-- start --

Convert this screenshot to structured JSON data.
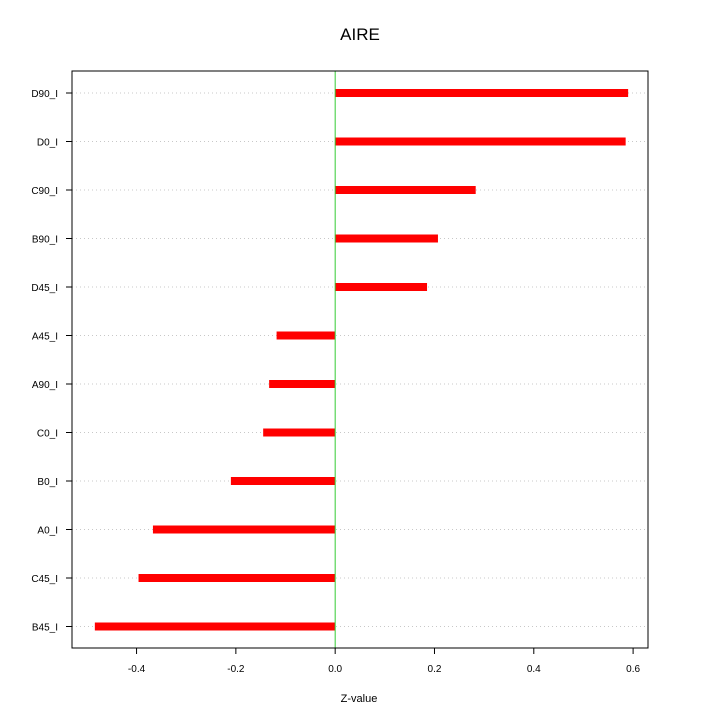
{
  "chart_data": {
    "type": "bar",
    "orientation": "horizontal",
    "title": "AIRE",
    "xlabel": "Z-value",
    "ylabel": "",
    "categories": [
      "D90_I",
      "D0_I",
      "C90_I",
      "B90_I",
      "D45_I",
      "A45_I",
      "A90_I",
      "C0_I",
      "B0_I",
      "A0_I",
      "C45_I",
      "B45_I"
    ],
    "values": [
      0.59,
      0.585,
      0.283,
      0.207,
      0.185,
      -0.118,
      -0.133,
      -0.145,
      -0.21,
      -0.367,
      -0.396,
      -0.484
    ],
    "xlim": [
      -0.53,
      0.63
    ],
    "xticks": [
      -0.4,
      -0.2,
      0.0,
      0.2,
      0.4,
      0.6
    ],
    "xtick_labels": [
      "-0.4",
      "-0.2",
      "0.0",
      "0.2",
      "0.4",
      "0.6"
    ],
    "bar_color": "#ff0000",
    "zero_line_color": "#33cc33",
    "grid_color": "#c8c8c8",
    "grid": "horizontal dotted"
  }
}
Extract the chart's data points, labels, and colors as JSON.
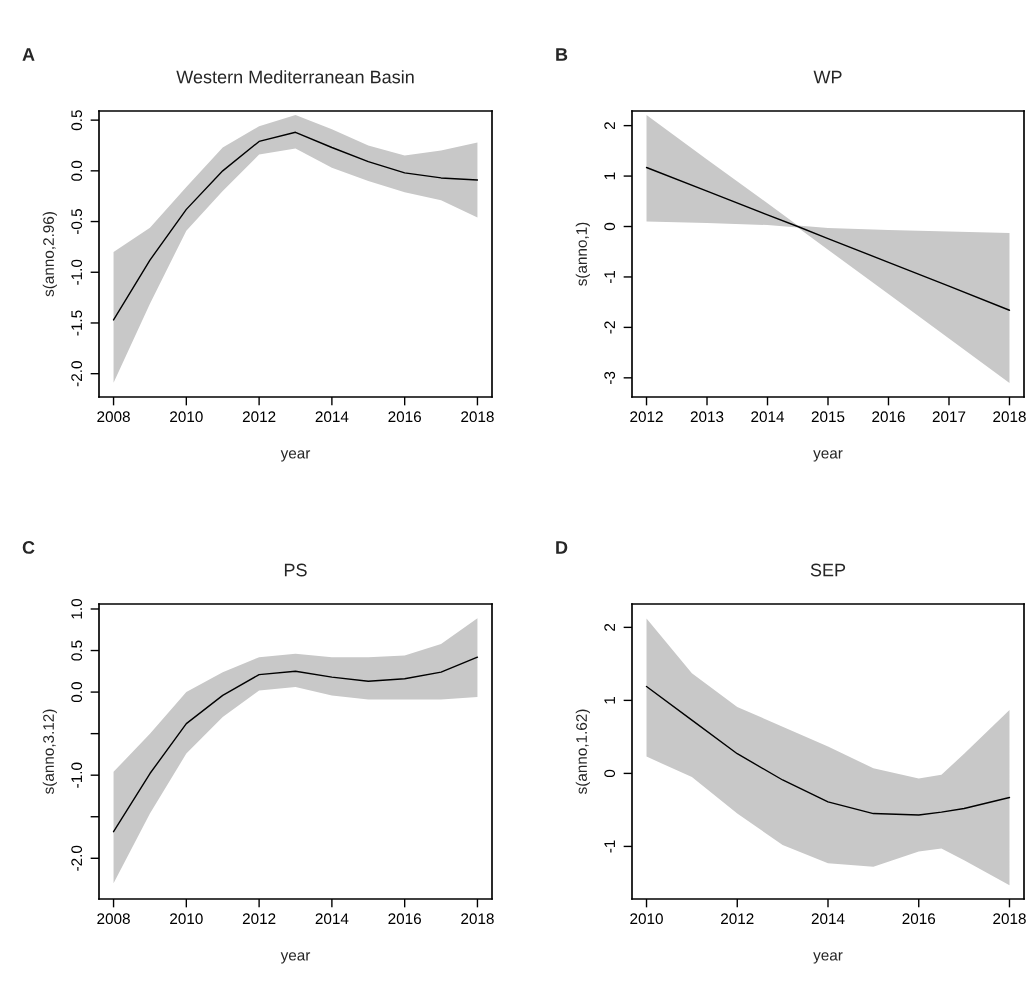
{
  "chart_data": [
    {
      "type": "line",
      "title": "Western Mediterranean Basin",
      "xlabel": "year",
      "ylabel": "s(anno,2.96)",
      "annotations": [
        "A"
      ],
      "x": [
        2008,
        2009,
        2010,
        2011,
        2012,
        2013,
        2014,
        2015,
        2016,
        2017,
        2018
      ],
      "series": [
        {
          "color": "#000000",
          "values": [
            -1.47,
            -0.88,
            -0.38,
            0.0,
            0.29,
            0.38,
            0.23,
            0.09,
            -0.02,
            -0.07,
            -0.09
          ],
          "upper": [
            -0.8,
            -0.56,
            -0.16,
            0.23,
            0.44,
            0.55,
            0.41,
            0.25,
            0.15,
            0.2,
            0.28
          ],
          "lower": [
            -2.09,
            -1.31,
            -0.59,
            -0.2,
            0.16,
            0.22,
            0.03,
            -0.1,
            -0.21,
            -0.29,
            -0.46
          ]
        }
      ],
      "xlim": [
        2007.6,
        2018.4
      ],
      "xticks": [
        2008,
        2010,
        2012,
        2014,
        2016,
        2018
      ],
      "ylim": [
        -2.23,
        0.59
      ],
      "yticks": [
        {
          "value": -2.0,
          "label": "-2.0"
        },
        {
          "value": -1.5,
          "label": "-1.5"
        },
        {
          "value": -1.0,
          "label": "-1.0"
        },
        {
          "value": -0.5,
          "label": "-0.5"
        },
        {
          "value": 0.0,
          "label": "0.0"
        },
        {
          "value": 0.5,
          "label": "0.5"
        }
      ],
      "grid": false
    },
    {
      "type": "line",
      "title": "WP",
      "xlabel": "year",
      "ylabel": "s(anno,1)",
      "annotations": [
        "B"
      ],
      "x": [
        2012,
        2013,
        2014,
        2014.5,
        2015,
        2016,
        2017,
        2018
      ],
      "series": [
        {
          "color": "#000000",
          "values": [
            1.17,
            0.7,
            0.23,
            0.0,
            -0.24,
            -0.71,
            -1.18,
            -1.66
          ],
          "upper": [
            2.21,
            1.33,
            0.46,
            0.02,
            -0.03,
            -0.07,
            -0.1,
            -0.13
          ],
          "lower": [
            0.1,
            0.07,
            0.03,
            -0.02,
            -0.46,
            -1.34,
            -2.22,
            -3.1
          ]
        }
      ],
      "xlim": [
        2011.76,
        2018.24
      ],
      "xticks": [
        2012,
        2013,
        2014,
        2015,
        2016,
        2017,
        2018
      ],
      "ylim": [
        -3.38,
        2.29
      ],
      "yticks": [
        -3,
        -2,
        -1,
        0,
        1,
        2
      ],
      "grid": false
    },
    {
      "type": "line",
      "title": "PS",
      "xlabel": "year",
      "ylabel": "s(anno,3.12)",
      "annotations": [
        "C"
      ],
      "x": [
        2008,
        2009,
        2010,
        2011,
        2012,
        2013,
        2014,
        2015,
        2016,
        2017,
        2018
      ],
      "series": [
        {
          "color": "#000000",
          "values": [
            -1.68,
            -0.98,
            -0.38,
            -0.04,
            0.21,
            0.25,
            0.18,
            0.13,
            0.16,
            0.24,
            0.42
          ],
          "upper": [
            -0.96,
            -0.5,
            0.0,
            0.24,
            0.42,
            0.46,
            0.42,
            0.42,
            0.44,
            0.58,
            0.89
          ],
          "lower": [
            -2.3,
            -1.46,
            -0.74,
            -0.3,
            0.02,
            0.06,
            -0.04,
            -0.09,
            -0.09,
            -0.09,
            -0.06
          ]
        }
      ],
      "xlim": [
        2007.6,
        2018.4
      ],
      "xticks": [
        2008,
        2010,
        2012,
        2014,
        2016,
        2018
      ],
      "ylim": [
        -2.49,
        1.06
      ],
      "yticks": [
        {
          "value": -2.0,
          "label": "-2.0"
        },
        {
          "value": -1.5,
          "label": null
        },
        {
          "value": -1.0,
          "label": "-1.0"
        },
        {
          "value": -0.5,
          "label": null
        },
        {
          "value": 0.0,
          "label": "0.0"
        },
        {
          "value": 0.5,
          "label": "0.5"
        },
        {
          "value": 1.0,
          "label": "1.0"
        }
      ],
      "grid": false
    },
    {
      "type": "line",
      "title": "SEP",
      "xlabel": "year",
      "ylabel": "s(anno,1.62)",
      "annotations": [
        "D"
      ],
      "x": [
        2010,
        2011,
        2012,
        2013,
        2014,
        2015,
        2016,
        2016.5,
        2017,
        2018
      ],
      "series": [
        {
          "color": "#000000",
          "values": [
            1.19,
            0.73,
            0.27,
            -0.09,
            -0.39,
            -0.55,
            -0.57,
            -0.53,
            -0.48,
            -0.33
          ],
          "upper": [
            2.12,
            1.37,
            0.91,
            0.64,
            0.37,
            0.07,
            -0.07,
            -0.02,
            0.27,
            0.87
          ],
          "lower": [
            0.23,
            -0.05,
            -0.55,
            -0.98,
            -1.23,
            -1.28,
            -1.07,
            -1.03,
            -1.19,
            -1.53
          ]
        }
      ],
      "xlim": [
        2009.68,
        2018.32
      ],
      "xticks": [
        2010,
        2012,
        2014,
        2016,
        2018
      ],
      "ylim": [
        -1.72,
        2.32
      ],
      "yticks": [
        -1,
        0,
        1,
        2
      ],
      "grid": false
    }
  ]
}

-- end --

→ **Written problem**
Your copy of the data above should match it exactly, except that pictures are left out.

→ **Solved exercise**
Convert this screenshot to structured JSON data.
{
  "chart_data": {
    "type": "bar",
    "orientation": "horizontal",
    "title": "AIRE",
    "xlabel": "Z-value",
    "ylabel": "",
    "categories": [
      "D90_I",
      "D0_I",
      "C90_I",
      "B90_I",
      "D45_I",
      "A45_I",
      "A90_I",
      "C0_I",
      "B0_I",
      "A0_I",
      "C45_I",
      "B45_I"
    ],
    "values": [
      0.59,
      0.585,
      0.283,
      0.207,
      0.185,
      -0.118,
      -0.133,
      -0.145,
      -0.21,
      -0.367,
      -0.396,
      -0.484
    ],
    "xlim": [
      -0.53,
      0.63
    ],
    "xticks": [
      -0.4,
      -0.2,
      0.0,
      0.2,
      0.4,
      0.6
    ],
    "xtick_labels": [
      "-0.4",
      "-0.2",
      "0.0",
      "0.2",
      "0.4",
      "0.6"
    ],
    "bar_color": "#ff0000",
    "zero_line_color": "#33cc33",
    "grid_color": "#c8c8c8",
    "grid": "horizontal dotted"
  }
}
Extract the chart's data points, labels, and colors as JSON.
{
  "chart_data": [
    {
      "type": "line",
      "title": "Western Mediterranean Basin",
      "xlabel": "year",
      "ylabel": "s(anno,2.96)",
      "annotations": [
        "A"
      ],
      "x": [
        2008,
        2009,
        2010,
        2011,
        2012,
        2013,
        2014,
        2015,
        2016,
        2017,
        2018
      ],
      "series": [
        {
          "color": "#000000",
          "values": [
            -1.47,
            -0.88,
            -0.38,
            0.0,
            0.29,
            0.38,
            0.23,
            0.09,
            -0.02,
            -0.07,
            -0.09
          ],
          "upper": [
            -0.8,
            -0.56,
            -0.16,
            0.23,
            0.44,
            0.55,
            0.41,
            0.25,
            0.15,
            0.2,
            0.28
          ],
          "lower": [
            -2.09,
            -1.31,
            -0.59,
            -0.2,
            0.16,
            0.22,
            0.03,
            -0.1,
            -0.21,
            -0.29,
            -0.46
          ]
        }
      ],
      "xlim": [
        2007.6,
        2018.4
      ],
      "xticks": [
        2008,
        2010,
        2012,
        2014,
        2016,
        2018
      ],
      "ylim": [
        -2.23,
        0.59
      ],
      "yticks": [
        {
          "value": -2.0,
          "label": "-2.0"
        },
        {
          "value": -1.5,
          "label": "-1.5"
        },
        {
          "value": -1.0,
          "label": "-1.0"
        },
        {
          "value": -0.5,
          "label": "-0.5"
        },
        {
          "value": 0.0,
          "label": "0.0"
        },
        {
          "value": 0.5,
          "label": "0.5"
        }
      ],
      "grid": false
    },
    {
      "type": "line",
      "title": "WP",
      "xlabel": "year",
      "ylabel": "s(anno,1)",
      "annotations": [
        "B"
      ],
      "x": [
        2012,
        2013,
        2014,
        2014.5,
        2015,
        2016,
        2017,
        2018
      ],
      "series": [
        {
          "color": "#000000",
          "values": [
            1.17,
            0.7,
            0.23,
            0.0,
            -0.24,
            -0.71,
            -1.18,
            -1.66
          ],
          "upper": [
            2.21,
            1.33,
            0.46,
            0.02,
            -0.03,
            -0.07,
            -0.1,
            -0.13
          ],
          "lower": [
            0.1,
            0.07,
            0.03,
            -0.02,
            -0.46,
            -1.34,
            -2.22,
            -3.1
          ]
        }
      ],
      "xlim": [
        2011.76,
        2018.24
      ],
      "xticks": [
        2012,
        2013,
        2014,
        2015,
        2016,
        2017,
        2018
      ],
      "ylim": [
        -3.38,
        2.29
      ],
      "yticks": [
        -3,
        -2,
        -1,
        0,
        1,
        2
      ],
      "grid": false
    },
    {
      "type": "line",
      "title": "PS",
      "xlabel": "year",
      "ylabel": "s(anno,3.12)",
      "annotations": [
        "C"
      ],
      "x": [
        2008,
        2009,
        2010,
        2011,
        2012,
        2013,
        2014,
        2015,
        2016,
        2017,
        2018
      ],
      "series": [
        {
          "color": "#000000",
          "values": [
            -1.68,
            -0.98,
            -0.38,
            -0.04,
            0.21,
            0.25,
            0.18,
            0.13,
            0.16,
            0.24,
            0.42
          ],
          "upper": [
            -0.96,
            -0.5,
            0.0,
            0.24,
            0.42,
            0.46,
            0.42,
            0.42,
            0.44,
            0.58,
            0.89
          ],
          "lower": [
            -2.3,
            -1.46,
            -0.74,
            -0.3,
            0.02,
            0.06,
            -0.04,
            -0.09,
            -0.09,
            -0.09,
            -0.06
          ]
        }
      ],
      "xlim": [
        2007.6,
        2018.4
      ],
      "xticks": [
        2008,
        2010,
        2012,
        2014,
        2016,
        2018
      ],
      "ylim": [
        -2.49,
        1.06
      ],
      "yticks": [
        {
          "value": -2.0,
          "label": "-2.0"
        },
        {
          "value": -1.5,
          "label": null
        },
        {
          "value": -1.0,
          "label": "-1.0"
        },
        {
          "value": -0.5,
          "label": null
        },
        {
          "value": 0.0,
          "label": "0.0"
        },
        {
          "value": 0.5,
          "label": "0.5"
        },
        {
          "value": 1.0,
          "label": "1.0"
        }
      ],
      "grid": false
    },
    {
      "type": "line",
      "title": "SEP",
      "xlabel": "year",
      "ylabel": "s(anno,1.62)",
      "annotations": [
        "D"
      ],
      "x": [
        2010,
        2011,
        2012,
        2013,
        2014,
        2015,
        2016,
        2016.5,
        2017,
        2018
      ],
      "series": [
        {
          "color": "#000000",
          "values": [
            1.19,
            0.73,
            0.27,
            -0.09,
            -0.39,
            -0.55,
            -0.57,
            -0.53,
            -0.48,
            -0.33
          ],
          "upper": [
            2.12,
            1.37,
            0.91,
            0.64,
            0.37,
            0.07,
            -0.07,
            -0.02,
            0.27,
            0.87
          ],
          "lower": [
            0.23,
            -0.05,
            -0.55,
            -0.98,
            -1.23,
            -1.28,
            -1.07,
            -1.03,
            -1.19,
            -1.53
          ]
        }
      ],
      "xlim": [
        2009.68,
        2018.32
      ],
      "xticks": [
        2010,
        2012,
        2014,
        2016,
        2018
      ],
      "ylim": [
        -1.72,
        2.32
      ],
      "yticks": [
        -1,
        0,
        1,
        2
      ],
      "grid": false
    }
  ]
}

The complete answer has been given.